WRITTEN PROBLEM:
Quote the line containing "Convert this document image to plain text." and all lines that follow it in the listing below, exactly as written.

Data records
++++++
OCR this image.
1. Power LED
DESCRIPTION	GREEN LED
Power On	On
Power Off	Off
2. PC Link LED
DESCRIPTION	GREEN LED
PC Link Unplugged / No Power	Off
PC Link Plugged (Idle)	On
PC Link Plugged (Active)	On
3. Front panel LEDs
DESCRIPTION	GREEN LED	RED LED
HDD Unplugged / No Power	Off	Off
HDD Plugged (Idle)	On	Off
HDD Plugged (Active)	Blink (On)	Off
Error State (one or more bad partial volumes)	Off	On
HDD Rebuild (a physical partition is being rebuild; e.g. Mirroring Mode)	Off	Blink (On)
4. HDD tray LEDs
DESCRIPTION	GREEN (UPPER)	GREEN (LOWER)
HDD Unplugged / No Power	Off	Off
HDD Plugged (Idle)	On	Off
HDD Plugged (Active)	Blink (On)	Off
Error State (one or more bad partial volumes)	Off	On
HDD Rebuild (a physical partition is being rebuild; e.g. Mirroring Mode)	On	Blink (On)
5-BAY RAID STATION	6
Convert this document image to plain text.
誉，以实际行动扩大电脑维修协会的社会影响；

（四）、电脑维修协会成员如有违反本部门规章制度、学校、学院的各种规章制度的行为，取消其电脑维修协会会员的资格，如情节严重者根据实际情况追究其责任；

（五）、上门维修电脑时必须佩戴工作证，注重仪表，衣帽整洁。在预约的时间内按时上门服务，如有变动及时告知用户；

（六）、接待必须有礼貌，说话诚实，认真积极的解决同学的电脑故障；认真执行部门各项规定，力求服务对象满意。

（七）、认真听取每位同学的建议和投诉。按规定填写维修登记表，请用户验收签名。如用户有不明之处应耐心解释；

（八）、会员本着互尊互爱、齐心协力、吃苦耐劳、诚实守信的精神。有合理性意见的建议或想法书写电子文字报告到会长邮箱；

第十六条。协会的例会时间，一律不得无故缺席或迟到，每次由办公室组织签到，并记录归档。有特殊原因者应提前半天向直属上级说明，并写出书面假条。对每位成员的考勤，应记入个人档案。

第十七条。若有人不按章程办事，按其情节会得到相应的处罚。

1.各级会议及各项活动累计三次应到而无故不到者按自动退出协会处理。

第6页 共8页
++++++
FINAL RESULT:
Convert this document image to plain text.
誉，以实际行动扩大电脑维修协会的社会影响；

（四）、电脑维修协会成员如有违反本部门规章制度、学校、学院的各种规章制度的行为，取消其电脑维修协会会员的资格，如情节严重者根据实际情况追究其责任；

（五）、上门维修电脑时必须佩戴工作证，注重仪表，衣帽整洁。在预约的时间内按时上门服务，如有变动及时告知用户；

（六）、接待必须有礼貌，说话诚实，认真积极的解决同学的电脑故障；认真执行部门各项规定，力求服务对象满意。

（七）、认真听取每位同学的建议和投诉。按规定填写维修登记表，请用户验收签名。如用户有不明之处应耐心解释；

（八）、会员本着互尊互爱、齐心协力、吃苦耐劳、诚实守信的精神。有合理性意见的建议或想法书写电子文字报告到会长邮箱；

第十六条。协会的例会时间，一律不得无故缺席或迟到，每次由办公室组织签到，并记录归档。有特殊原因者应提前半天向直属上级说明，并写出书面假条。对每位成员的考勤，应记入个人档案。

第十七条。若有人不按章程办事，按其情节会得到相应的处罚。

1.各级会议及各项活动累计三次应到而无故不到者按自动退出协会处理。

第6页 共8页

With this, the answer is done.